### What is needed
Give the listing again exactly, omitting its images.

Records
····················

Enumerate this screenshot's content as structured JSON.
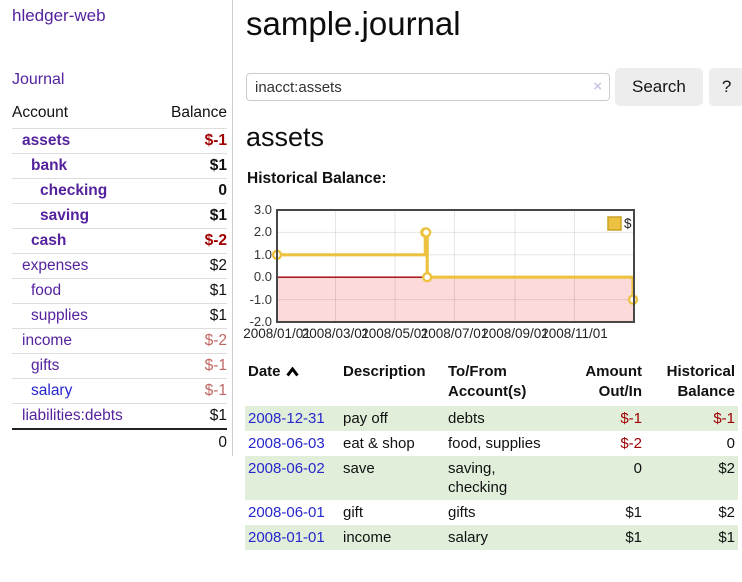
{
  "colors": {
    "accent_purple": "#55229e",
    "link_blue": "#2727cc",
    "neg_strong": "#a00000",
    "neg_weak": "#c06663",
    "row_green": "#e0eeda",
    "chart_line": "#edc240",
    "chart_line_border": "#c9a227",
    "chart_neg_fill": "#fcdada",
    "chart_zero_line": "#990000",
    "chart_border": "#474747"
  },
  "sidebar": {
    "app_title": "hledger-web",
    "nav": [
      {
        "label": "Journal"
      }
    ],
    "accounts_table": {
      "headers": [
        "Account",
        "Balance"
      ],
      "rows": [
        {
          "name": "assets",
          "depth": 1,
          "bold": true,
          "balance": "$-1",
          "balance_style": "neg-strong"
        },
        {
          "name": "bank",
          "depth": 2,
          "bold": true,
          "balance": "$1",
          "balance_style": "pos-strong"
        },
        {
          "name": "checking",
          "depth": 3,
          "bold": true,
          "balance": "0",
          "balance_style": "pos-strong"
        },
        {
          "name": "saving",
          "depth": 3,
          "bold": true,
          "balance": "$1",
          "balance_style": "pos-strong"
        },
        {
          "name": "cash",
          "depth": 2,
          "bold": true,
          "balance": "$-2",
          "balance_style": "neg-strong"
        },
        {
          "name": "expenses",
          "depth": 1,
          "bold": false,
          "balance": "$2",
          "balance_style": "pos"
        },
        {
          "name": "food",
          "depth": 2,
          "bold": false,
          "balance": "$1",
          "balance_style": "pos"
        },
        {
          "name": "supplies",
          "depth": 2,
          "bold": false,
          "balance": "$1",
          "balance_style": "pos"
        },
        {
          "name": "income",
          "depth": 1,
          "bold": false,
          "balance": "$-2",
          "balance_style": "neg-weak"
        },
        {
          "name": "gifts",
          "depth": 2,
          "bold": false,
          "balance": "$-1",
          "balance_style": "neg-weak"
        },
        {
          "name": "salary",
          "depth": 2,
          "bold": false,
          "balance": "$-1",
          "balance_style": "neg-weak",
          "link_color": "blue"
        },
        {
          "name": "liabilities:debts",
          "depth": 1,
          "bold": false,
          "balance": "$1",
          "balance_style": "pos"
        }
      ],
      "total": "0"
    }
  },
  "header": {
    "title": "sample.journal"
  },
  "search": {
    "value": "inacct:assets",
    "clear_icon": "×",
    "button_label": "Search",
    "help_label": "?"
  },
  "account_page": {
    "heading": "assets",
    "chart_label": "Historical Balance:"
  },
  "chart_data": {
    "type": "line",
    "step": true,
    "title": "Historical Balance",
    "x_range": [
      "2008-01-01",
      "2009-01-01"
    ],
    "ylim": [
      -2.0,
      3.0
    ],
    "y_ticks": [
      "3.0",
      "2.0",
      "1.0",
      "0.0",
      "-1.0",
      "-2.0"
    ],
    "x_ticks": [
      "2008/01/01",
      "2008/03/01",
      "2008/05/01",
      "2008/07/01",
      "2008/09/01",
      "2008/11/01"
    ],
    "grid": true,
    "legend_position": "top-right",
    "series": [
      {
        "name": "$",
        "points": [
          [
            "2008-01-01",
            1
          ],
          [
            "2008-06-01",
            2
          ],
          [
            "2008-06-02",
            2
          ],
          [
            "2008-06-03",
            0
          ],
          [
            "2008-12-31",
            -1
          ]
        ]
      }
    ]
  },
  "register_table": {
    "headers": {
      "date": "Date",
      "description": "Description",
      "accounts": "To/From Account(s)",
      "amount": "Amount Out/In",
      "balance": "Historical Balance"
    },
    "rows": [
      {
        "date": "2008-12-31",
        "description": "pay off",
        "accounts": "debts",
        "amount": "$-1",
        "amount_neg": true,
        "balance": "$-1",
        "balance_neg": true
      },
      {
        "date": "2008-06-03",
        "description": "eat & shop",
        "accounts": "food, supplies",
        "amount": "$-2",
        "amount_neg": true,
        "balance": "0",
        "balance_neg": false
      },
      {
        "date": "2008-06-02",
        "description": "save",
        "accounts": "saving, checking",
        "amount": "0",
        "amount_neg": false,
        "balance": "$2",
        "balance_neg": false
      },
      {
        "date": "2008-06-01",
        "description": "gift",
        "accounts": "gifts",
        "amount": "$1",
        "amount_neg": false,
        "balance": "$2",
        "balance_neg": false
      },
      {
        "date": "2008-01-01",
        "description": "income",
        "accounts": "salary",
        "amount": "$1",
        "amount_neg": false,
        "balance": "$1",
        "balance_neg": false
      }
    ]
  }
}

····················

### Completed task
Enumerate this screenshot's content as structured JSON.
{
  "colors": {
    "accent_purple": "#55229e",
    "link_blue": "#2727cc",
    "neg_strong": "#a00000",
    "neg_weak": "#c06663",
    "row_green": "#e0eeda",
    "chart_line": "#edc240",
    "chart_line_border": "#c9a227",
    "chart_neg_fill": "#fcdada",
    "chart_zero_line": "#990000",
    "chart_border": "#474747"
  },
  "sidebar": {
    "app_title": "hledger-web",
    "nav": [
      {
        "label": "Journal"
      }
    ],
    "accounts_table": {
      "headers": [
        "Account",
        "Balance"
      ],
      "rows": [
        {
          "name": "assets",
          "depth": 1,
          "bold": true,
          "balance": "$-1",
          "balance_style": "neg-strong"
        },
        {
          "name": "bank",
          "depth": 2,
          "bold": true,
          "balance": "$1",
          "balance_style": "pos-strong"
        },
        {
          "name": "checking",
          "depth": 3,
          "bold": true,
          "balance": "0",
          "balance_style": "pos-strong"
        },
        {
          "name": "saving",
          "depth": 3,
          "bold": true,
          "balance": "$1",
          "balance_style": "pos-strong"
        },
        {
          "name": "cash",
          "depth": 2,
          "bold": true,
          "balance": "$-2",
          "balance_style": "neg-strong"
        },
        {
          "name": "expenses",
          "depth": 1,
          "bold": false,
          "balance": "$2",
          "balance_style": "pos"
        },
        {
          "name": "food",
          "depth": 2,
          "bold": false,
          "balance": "$1",
          "balance_style": "pos"
        },
        {
          "name": "supplies",
          "depth": 2,
          "bold": false,
          "balance": "$1",
          "balance_style": "pos"
        },
        {
          "name": "income",
          "depth": 1,
          "bold": false,
          "balance": "$-2",
          "balance_style": "neg-weak"
        },
        {
          "name": "gifts",
          "depth": 2,
          "bold": false,
          "balance": "$-1",
          "balance_style": "neg-weak"
        },
        {
          "name": "salary",
          "depth": 2,
          "bold": false,
          "balance": "$-1",
          "balance_style": "neg-weak",
          "link_color": "blue"
        },
        {
          "name": "liabilities:debts",
          "depth": 1,
          "bold": false,
          "balance": "$1",
          "balance_style": "pos"
        }
      ],
      "total": "0"
    }
  },
  "header": {
    "title": "sample.journal"
  },
  "search": {
    "value": "inacct:assets",
    "clear_icon": "×",
    "button_label": "Search",
    "help_label": "?"
  },
  "account_page": {
    "heading": "assets",
    "chart_label": "Historical Balance:"
  },
  "chart_data": {
    "type": "line",
    "step": true,
    "title": "Historical Balance",
    "x_range": [
      "2008-01-01",
      "2009-01-01"
    ],
    "ylim": [
      -2.0,
      3.0
    ],
    "y_ticks": [
      "3.0",
      "2.0",
      "1.0",
      "0.0",
      "-1.0",
      "-2.0"
    ],
    "x_ticks": [
      "2008/01/01",
      "2008/03/01",
      "2008/05/01",
      "2008/07/01",
      "2008/09/01",
      "2008/11/01"
    ],
    "grid": true,
    "legend_position": "top-right",
    "series": [
      {
        "name": "$",
        "points": [
          [
            "2008-01-01",
            1
          ],
          [
            "2008-06-01",
            2
          ],
          [
            "2008-06-02",
            2
          ],
          [
            "2008-06-03",
            0
          ],
          [
            "2008-12-31",
            -1
          ]
        ]
      }
    ]
  },
  "register_table": {
    "headers": {
      "date": "Date",
      "description": "Description",
      "accounts": "To/From Account(s)",
      "amount": "Amount Out/In",
      "balance": "Historical Balance"
    },
    "rows": [
      {
        "date": "2008-12-31",
        "description": "pay off",
        "accounts": "debts",
        "amount": "$-1",
        "amount_neg": true,
        "balance": "$-1",
        "balance_neg": true
      },
      {
        "date": "2008-06-03",
        "description": "eat & shop",
        "accounts": "food, supplies",
        "amount": "$-2",
        "amount_neg": true,
        "balance": "0",
        "balance_neg": false
      },
      {
        "date": "2008-06-02",
        "description": "save",
        "accounts": "saving, checking",
        "amount": "0",
        "amount_neg": false,
        "balance": "$2",
        "balance_neg": false
      },
      {
        "date": "2008-06-01",
        "description": "gift",
        "accounts": "gifts",
        "amount": "$1",
        "amount_neg": false,
        "balance": "$2",
        "balance_neg": false
      },
      {
        "date": "2008-01-01",
        "description": "income",
        "accounts": "salary",
        "amount": "$1",
        "amount_neg": false,
        "balance": "$1",
        "balance_neg": false
      }
    ]
  }
}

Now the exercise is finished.